----- Text to read
Associated-dissolved natural gas, also called casinghead gas, is defined as the combined volume of natural gas that occurs in crude oil reservoirs either as free gas (associated) or as natural gas in solution with crude oil (dissolved). Associated-dissolved natural gas made up more than a fifth of production in the United States in 2017. Proved reserves of associated-dissolved natural gas increased from 72.2 Tcf in 2016 to 99.4 Tcf in 2017—an increase of 38% (27.2 Tcf). Estimated production of associated-dissolved natural gas increased 12%—from 6.4 Tcf in 2016 to 7.2 Tcf in 2017. The largest increase in 2017 associated-dissolved natural gas proved reserves (10.3 Tcf) was in Texas (86% of this increase was in the Permian Basin).

Coalbed natural gas

Coalbed natural gas, also called coalbed methane, is a type of natural gas contained in and produced from coal seams. Extraction requires drilling wells into the coal seams and removing water contained in the seams to reduce hydrostatic pressure and to release adsorbed (and free) natural gas from the coal. Coalbed natural gas made up only 3% of production in the United States in 2017. Proved reserves of U.S. coalbed natural gas increased from 10.6 Tcf in 2016 to 11.9 Tcf in 2017, a 12% increase. Estimated production of coalbed natural gas decreased 4%—from 1.02 Tcf in 2016 to 0.98 Tcf in 2017. In 2017, New Mexico experienced the largest increase (0.97 Tcf) in proved reserves of coalbed methane, and Alabama had the largest decrease (0.2 Tcf) in coalbed methane proved reserves.
----------
----- Records to use
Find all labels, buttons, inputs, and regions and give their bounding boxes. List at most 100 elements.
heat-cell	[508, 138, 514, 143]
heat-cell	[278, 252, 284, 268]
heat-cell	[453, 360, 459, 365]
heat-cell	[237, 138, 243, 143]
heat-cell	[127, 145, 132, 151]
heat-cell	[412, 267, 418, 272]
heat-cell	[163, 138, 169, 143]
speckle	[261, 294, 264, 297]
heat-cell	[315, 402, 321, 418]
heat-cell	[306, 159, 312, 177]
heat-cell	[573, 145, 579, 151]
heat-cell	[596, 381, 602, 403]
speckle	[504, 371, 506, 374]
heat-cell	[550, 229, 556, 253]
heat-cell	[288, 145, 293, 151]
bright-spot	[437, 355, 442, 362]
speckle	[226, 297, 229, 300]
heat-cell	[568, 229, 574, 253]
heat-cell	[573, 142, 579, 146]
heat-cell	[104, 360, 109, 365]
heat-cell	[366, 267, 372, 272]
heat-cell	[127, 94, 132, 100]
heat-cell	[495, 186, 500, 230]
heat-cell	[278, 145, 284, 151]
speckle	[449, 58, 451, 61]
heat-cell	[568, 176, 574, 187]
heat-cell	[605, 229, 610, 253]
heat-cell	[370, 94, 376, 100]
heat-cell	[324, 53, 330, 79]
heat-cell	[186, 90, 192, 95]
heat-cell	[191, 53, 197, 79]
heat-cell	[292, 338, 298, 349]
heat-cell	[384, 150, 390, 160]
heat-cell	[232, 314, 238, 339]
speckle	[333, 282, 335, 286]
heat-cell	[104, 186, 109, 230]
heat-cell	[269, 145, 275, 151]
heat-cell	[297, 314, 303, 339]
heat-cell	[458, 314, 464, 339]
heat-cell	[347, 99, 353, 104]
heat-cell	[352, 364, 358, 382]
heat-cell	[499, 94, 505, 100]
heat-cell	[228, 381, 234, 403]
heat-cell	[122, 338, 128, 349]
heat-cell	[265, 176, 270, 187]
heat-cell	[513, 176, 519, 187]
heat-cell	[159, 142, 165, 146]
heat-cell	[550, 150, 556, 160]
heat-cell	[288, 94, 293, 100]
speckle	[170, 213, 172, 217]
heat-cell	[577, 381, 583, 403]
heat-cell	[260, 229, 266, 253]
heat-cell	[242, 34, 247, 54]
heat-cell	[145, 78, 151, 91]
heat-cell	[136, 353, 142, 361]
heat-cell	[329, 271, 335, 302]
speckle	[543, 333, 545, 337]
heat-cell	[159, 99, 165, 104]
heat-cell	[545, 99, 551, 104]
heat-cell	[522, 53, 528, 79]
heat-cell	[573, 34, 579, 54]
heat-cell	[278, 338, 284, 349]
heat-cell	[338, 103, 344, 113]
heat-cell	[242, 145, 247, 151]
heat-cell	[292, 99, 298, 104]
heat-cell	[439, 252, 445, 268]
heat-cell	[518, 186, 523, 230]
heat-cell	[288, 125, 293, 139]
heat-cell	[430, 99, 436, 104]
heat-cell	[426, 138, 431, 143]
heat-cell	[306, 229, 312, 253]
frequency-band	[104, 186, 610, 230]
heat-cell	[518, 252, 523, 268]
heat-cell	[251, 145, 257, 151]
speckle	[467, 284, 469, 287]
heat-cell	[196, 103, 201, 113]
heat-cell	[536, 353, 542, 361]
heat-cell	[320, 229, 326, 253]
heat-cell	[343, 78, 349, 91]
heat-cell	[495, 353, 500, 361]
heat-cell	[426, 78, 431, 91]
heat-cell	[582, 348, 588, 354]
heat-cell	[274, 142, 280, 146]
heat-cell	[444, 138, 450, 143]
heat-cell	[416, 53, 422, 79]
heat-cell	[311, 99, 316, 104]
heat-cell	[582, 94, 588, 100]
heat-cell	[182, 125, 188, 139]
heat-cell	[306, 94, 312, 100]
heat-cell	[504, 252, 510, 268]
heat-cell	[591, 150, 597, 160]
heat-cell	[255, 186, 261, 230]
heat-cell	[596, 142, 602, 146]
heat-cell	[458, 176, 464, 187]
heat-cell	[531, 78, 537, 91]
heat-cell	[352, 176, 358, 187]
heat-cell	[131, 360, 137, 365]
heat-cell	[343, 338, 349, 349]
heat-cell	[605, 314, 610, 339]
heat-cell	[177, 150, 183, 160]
----------
## Stated task 1
Reproduce the listing line for line, starting at its first line and ending at the line that contains "381, 602, 403]", with both of those lines included.
## Stated task 2
Carry on the passage about U.S. natural gas reserves, picking up after its final sentence.
The listing has no connection to the natural gas text.

## Task result 1
Find all labels, buttons, inputs, and regions and give their bounding boxes. List at most 100 elements.
heat-cell	[508, 138, 514, 143]
heat-cell	[278, 252, 284, 268]
heat-cell	[453, 360, 459, 365]
heat-cell	[237, 138, 243, 143]
heat-cell	[127, 145, 132, 151]
heat-cell	[412, 267, 418, 272]
heat-cell	[163, 138, 169, 143]
speckle	[261, 294, 264, 297]
heat-cell	[315, 402, 321, 418]
heat-cell	[306, 159, 312, 177]
heat-cell	[573, 145, 579, 151]
heat-cell	[596, 381, 602, 403]

## Task result 2
As of Year-End 2017, coalbed methane proved reserves represent only 2.6% of the U.S. total natural gas proved reserves. EIA will not include coalbed methane proved reserves as a separate data category in its U.S. Crude Oil and Natural Gas Proved Reserves, Year-End 2018 report.

Natural gas from shale

Shale formations can be both the source rock (where the oil and gas is generated from organic matter in the rock) and the producing formation (the rock from which the oil and gas is produced). Shale reservoirs must typically be hydraulically fractured to produce natural gas at economic rates. Horizontally-drilled wells perform substantially better than vertical wells (but they are more expensive to drill and complete at the same depth). Proved reserves of U.S. natural gas from shale increased from 209.8 Tcf in 2016 to 307.9 Tcf in 2017.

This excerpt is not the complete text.